PROMPT A —
From the passage on the NBRT, extract the portion that begins at the words "The NBRT would" and stops after "in most brackets.".
PROMPT B —
According to the passage on the NBRT, by how much would personal income taxes effectively be lowered in most brackets?
PROMPT C —
Continue the passage on the NBRT from its last sentence.

SOURCE EXTRACT —
The NBRT would replace disability insurance, hospital insurance, the corporate income tax, business income taxation through the personal income tax and the mid range of personal income tax collection, effectively lowering personal income taxes by 25% in most brackets.

Note that collection of this tax would lead to a reduction of gross wages, but not necessarily net wages – although larger families would receive a large wage bump, while wealthier families and childless families would likely receive a somewhat lower net wage due to loss of some tax subsidies and because reductions in income to make up for an increased tax benefit for families will likely be skewed to higher incomes. For this reason, a higher minimum wage is necessary so that lower wage workers are compensated with more than just their child tax benefits.

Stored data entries
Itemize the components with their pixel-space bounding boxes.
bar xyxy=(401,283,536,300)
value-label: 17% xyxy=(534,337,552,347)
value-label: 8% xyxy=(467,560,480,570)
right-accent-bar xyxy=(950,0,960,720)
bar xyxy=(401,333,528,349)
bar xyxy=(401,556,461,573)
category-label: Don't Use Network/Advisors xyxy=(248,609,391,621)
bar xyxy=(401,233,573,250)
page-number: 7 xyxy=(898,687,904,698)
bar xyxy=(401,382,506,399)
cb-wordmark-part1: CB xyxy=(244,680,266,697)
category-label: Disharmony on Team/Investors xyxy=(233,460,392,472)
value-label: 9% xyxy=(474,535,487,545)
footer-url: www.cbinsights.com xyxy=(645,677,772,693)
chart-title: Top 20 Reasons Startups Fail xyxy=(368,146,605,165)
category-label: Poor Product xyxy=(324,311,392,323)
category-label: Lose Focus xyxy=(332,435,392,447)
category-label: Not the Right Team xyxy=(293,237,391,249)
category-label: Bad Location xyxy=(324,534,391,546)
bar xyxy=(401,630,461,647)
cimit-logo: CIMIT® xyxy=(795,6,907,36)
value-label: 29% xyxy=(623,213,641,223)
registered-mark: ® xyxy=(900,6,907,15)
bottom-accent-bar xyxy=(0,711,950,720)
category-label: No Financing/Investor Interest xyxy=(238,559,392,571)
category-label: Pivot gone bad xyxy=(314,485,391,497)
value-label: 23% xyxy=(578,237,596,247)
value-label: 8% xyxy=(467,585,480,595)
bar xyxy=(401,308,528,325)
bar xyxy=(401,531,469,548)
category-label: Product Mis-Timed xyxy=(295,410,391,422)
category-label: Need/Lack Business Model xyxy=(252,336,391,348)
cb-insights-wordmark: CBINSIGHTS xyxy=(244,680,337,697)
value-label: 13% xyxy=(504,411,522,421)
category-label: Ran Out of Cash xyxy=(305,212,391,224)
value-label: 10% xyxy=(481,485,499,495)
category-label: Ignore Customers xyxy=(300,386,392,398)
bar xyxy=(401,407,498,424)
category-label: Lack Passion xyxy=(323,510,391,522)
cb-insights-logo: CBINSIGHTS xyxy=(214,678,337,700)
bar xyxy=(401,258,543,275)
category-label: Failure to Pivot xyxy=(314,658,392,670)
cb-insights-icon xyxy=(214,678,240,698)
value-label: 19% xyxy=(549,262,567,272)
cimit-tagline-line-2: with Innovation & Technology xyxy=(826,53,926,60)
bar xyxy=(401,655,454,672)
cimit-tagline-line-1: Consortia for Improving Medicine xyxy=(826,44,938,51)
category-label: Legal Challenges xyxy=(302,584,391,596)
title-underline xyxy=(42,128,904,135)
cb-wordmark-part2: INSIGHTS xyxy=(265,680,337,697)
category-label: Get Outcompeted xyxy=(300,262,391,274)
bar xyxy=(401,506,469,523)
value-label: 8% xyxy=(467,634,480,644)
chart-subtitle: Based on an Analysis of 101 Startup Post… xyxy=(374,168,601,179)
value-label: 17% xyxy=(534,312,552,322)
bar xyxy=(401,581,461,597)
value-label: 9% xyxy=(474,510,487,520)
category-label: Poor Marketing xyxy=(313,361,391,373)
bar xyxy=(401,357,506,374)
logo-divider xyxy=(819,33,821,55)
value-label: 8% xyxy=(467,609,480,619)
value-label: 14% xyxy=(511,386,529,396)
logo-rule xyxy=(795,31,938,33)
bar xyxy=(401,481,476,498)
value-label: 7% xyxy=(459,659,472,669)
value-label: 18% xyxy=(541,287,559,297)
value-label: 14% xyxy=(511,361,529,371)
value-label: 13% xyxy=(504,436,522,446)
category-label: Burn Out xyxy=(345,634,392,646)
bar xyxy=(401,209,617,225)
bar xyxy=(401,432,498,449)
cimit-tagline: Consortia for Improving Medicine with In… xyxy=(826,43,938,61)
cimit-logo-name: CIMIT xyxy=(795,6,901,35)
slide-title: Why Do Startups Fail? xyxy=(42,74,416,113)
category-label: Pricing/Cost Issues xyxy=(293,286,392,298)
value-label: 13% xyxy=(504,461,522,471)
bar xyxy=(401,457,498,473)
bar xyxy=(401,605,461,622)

ANSWER SECTION A —
The NBRT would replace disability insurance, hospital insurance, the corporate income tax, business income taxation through the personal income tax and the mid range of personal income tax collection, effectively lowering personal income taxes by 25% in most brackets.

ANSWER SECTION B —
By 25%.

ANSWER SECTION C —
Adoption of the NBRT does offer some interesting questions to the extent that offsets are allowed.  This shifts the ethical locus from the government to employers, although the government would, of course, require superior coverage to use any offsets.  Still, the decision-makers on the ground would not be someone at CMMS, but someone in the corporate benefits office.  While the practice of buying life insurance for employees with the firm as beneficiary certainly mitigates the cost, it might also appear ethically problematic if the payout encourages the disconnection of support earlier than the family finds comfortable.

The form of the employer’s company providing care in lieu of tax payment matters in this case.  A firm with outside shareholders, even if it is a model of compassion, will always be looked upon as potentially untrustworthy in allocating end of life care, especially given their greater incentive to do so to minimize costs which would otherwise go to profit.  Employee-owned firms, however, might be regarded as more trustworthy making these decisions, since employees would be responsible to each other rather than to outside owners for cost minimization.  We believe such firms are less likely to force hard end of life choices on widows, at least for financial considerations.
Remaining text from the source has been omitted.